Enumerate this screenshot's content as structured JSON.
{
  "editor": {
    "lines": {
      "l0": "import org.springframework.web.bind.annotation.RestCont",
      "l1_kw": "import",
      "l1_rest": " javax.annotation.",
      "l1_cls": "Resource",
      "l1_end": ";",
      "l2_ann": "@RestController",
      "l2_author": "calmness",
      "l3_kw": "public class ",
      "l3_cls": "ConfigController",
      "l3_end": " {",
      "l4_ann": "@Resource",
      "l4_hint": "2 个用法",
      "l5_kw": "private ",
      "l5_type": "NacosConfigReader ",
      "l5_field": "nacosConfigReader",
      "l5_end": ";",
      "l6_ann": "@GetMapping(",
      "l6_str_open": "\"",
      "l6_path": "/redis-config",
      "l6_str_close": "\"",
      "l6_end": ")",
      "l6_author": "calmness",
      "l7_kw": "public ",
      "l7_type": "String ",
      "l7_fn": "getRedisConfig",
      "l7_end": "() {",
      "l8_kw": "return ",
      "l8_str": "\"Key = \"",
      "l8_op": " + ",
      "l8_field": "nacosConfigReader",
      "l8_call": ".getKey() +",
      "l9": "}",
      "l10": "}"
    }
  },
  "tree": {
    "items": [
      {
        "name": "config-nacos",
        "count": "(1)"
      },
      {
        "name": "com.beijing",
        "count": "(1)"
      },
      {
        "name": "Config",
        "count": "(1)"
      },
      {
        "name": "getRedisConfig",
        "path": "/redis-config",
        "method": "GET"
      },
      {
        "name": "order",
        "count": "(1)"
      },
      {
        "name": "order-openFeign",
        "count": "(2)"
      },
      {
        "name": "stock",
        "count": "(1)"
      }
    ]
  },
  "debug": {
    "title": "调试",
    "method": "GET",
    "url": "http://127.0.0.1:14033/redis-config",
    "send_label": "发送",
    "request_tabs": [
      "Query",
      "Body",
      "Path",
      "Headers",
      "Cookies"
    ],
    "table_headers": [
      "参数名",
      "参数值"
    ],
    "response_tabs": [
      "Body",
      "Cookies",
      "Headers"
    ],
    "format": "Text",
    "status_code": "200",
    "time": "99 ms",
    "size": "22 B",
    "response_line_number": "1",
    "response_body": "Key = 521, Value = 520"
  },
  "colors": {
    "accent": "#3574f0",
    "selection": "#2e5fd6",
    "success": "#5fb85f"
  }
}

────────

## THE EXERCISE
Transcribe the full listing above without leaving anything out.

## RIGHT ANSWER
Enumerate this screenshot's content as structured JSON.
{
  "editor": {
    "lines": {
      "l0": "import org.springframework.web.bind.annotation.RestCont",
      "l1_kw": "import",
      "l1_rest": " javax.annotation.",
      "l1_cls": "Resource",
      "l1_end": ";",
      "l2_ann": "@RestController",
      "l2_author": "calmness",
      "l3_kw": "public class ",
      "l3_cls": "ConfigController",
      "l3_end": " {",
      "l4_ann": "@Resource",
      "l4_hint": "2 个用法",
      "l5_kw": "private ",
      "l5_type": "NacosConfigReader ",
      "l5_field": "nacosConfigReader",
      "l5_end": ";",
      "l6_ann": "@GetMapping(",
      "l6_str_open": "\"",
      "l6_path": "/redis-config",
      "l6_str_close": "\"",
      "l6_end": ")",
      "l6_author": "calmness",
      "l7_kw": "public ",
      "l7_type": "String ",
      "l7_fn": "getRedisConfig",
      "l7_end": "() {",
      "l8_kw": "return ",
      "l8_str": "\"Key = \"",
      "l8_op": " + ",
      "l8_field": "nacosConfigReader",
      "l8_call": ".getKey() +",
      "l9": "}",
      "l10": "}"
    }
  },
  "tree": {
    "items": [
      {
        "name": "config-nacos",
        "count": "(1)"
      },
      {
        "name": "com.beijing",
        "count": "(1)"
      },
      {
        "name": "Config",
        "count": "(1)"
      },
      {
        "name": "getRedisConfig",
        "path": "/redis-config",
        "method": "GET"
      },
      {
        "name": "order",
        "count": "(1)"
      },
      {
        "name": "order-openFeign",
        "count": "(2)"
      },
      {
        "name": "stock",
        "count": "(1)"
      }
    ]
  },
  "debug": {
    "title": "调试",
    "method": "GET",
    "url": "http://127.0.0.1:14033/redis-config",
    "send_label": "发送",
    "request_tabs": [
      "Query",
      "Body",
      "Path",
      "Headers",
      "Cookies"
    ],
    "table_headers": [
      "参数名",
      "参数值"
    ],
    "response_tabs": [
      "Body",
      "Cookies",
      "Headers"
    ],
    "format": "Text",
    "status_code": "200",
    "time": "99 ms",
    "size": "22 B",
    "response_line_number": "1",
    "response_body": "Key = 521, Value = 520"
  },
  "colors": {
    "accent": "#3574f0",
    "selection": "#2e5fd6",
    "success": "#5fb85f"
  }
}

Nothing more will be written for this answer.